→ **Task to complete**:
Give every entry again, word for word.

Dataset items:
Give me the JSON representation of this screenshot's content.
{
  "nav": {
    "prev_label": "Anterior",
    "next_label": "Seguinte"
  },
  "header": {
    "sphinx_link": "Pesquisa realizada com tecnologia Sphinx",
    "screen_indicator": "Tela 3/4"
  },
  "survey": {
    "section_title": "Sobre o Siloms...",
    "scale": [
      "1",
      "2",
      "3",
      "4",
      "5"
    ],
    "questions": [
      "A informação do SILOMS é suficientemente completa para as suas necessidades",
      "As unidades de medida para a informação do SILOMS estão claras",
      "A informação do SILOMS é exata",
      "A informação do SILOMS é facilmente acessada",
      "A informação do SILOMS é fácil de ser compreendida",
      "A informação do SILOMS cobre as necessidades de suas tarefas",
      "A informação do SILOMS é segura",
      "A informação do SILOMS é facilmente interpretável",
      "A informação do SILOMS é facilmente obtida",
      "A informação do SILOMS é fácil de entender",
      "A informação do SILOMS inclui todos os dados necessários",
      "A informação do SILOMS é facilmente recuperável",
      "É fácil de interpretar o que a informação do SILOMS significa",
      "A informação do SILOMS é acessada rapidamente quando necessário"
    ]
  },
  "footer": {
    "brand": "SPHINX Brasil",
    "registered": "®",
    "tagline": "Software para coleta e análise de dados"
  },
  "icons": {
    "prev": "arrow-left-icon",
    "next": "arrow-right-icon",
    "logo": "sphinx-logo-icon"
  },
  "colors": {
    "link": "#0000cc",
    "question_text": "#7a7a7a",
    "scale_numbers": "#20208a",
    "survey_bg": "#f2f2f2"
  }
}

→ **Written solution**:
Give me the JSON representation of this screenshot's content.
{
  "nav": {
    "prev_label": "Anterior",
    "next_label": "Seguinte"
  },
  "header": {
    "sphinx_link": "Pesquisa realizada com tecnologia Sphinx",
    "screen_indicator": "Tela 3/4"
  },
  "survey": {
    "section_title": "Sobre o Siloms...",
    "scale": [
      "1",
      "2",
      "3",
      "4",
      "5"
    ],
    "questions": [
      "A informação do SILOMS é suficientemente completa para as suas necessidades",
      "As unidades de medida para a informação do SILOMS estão claras",
      "A informação do SILOMS é exata",
      "A informação do SILOMS é facilmente acessada",
      "A informação do SILOMS é fácil de ser compreendida",
      "A informação do SILOMS cobre as necessidades de suas tarefas",
      "A informação do SILOMS é segura",
      "A informação do SILOMS é facilmente interpretável",
      "A informação do SILOMS é facilmente obtida",
      "A informação do SILOMS é fácil de entender",
      "A informação do SILOMS inclui todos os dados necessários",
      "A informação do SILOMS é facilmente recuperável",
      "É fácil de interpretar o que a informação do SILOMS significa",
      "A informação do SILOMS é acessada rapidamente quando necessário"
    ]
  },
  "footer": {
    "brand": "SPHINX Brasil",
    "registered": "®",
    "tagline": "Software para coleta e análise de dados"
  },
  "icons": {
    "prev": "arrow-left-icon",
    "next": "arrow-right-icon",
    "logo": "sphinx-logo-icon"
  },
  "colors": {
    "link": "#0000cc",
    "question_text": "#7a7a7a",
    "scale_numbers": "#20208a",
    "survey_bg": "#f2f2f2"
  }
}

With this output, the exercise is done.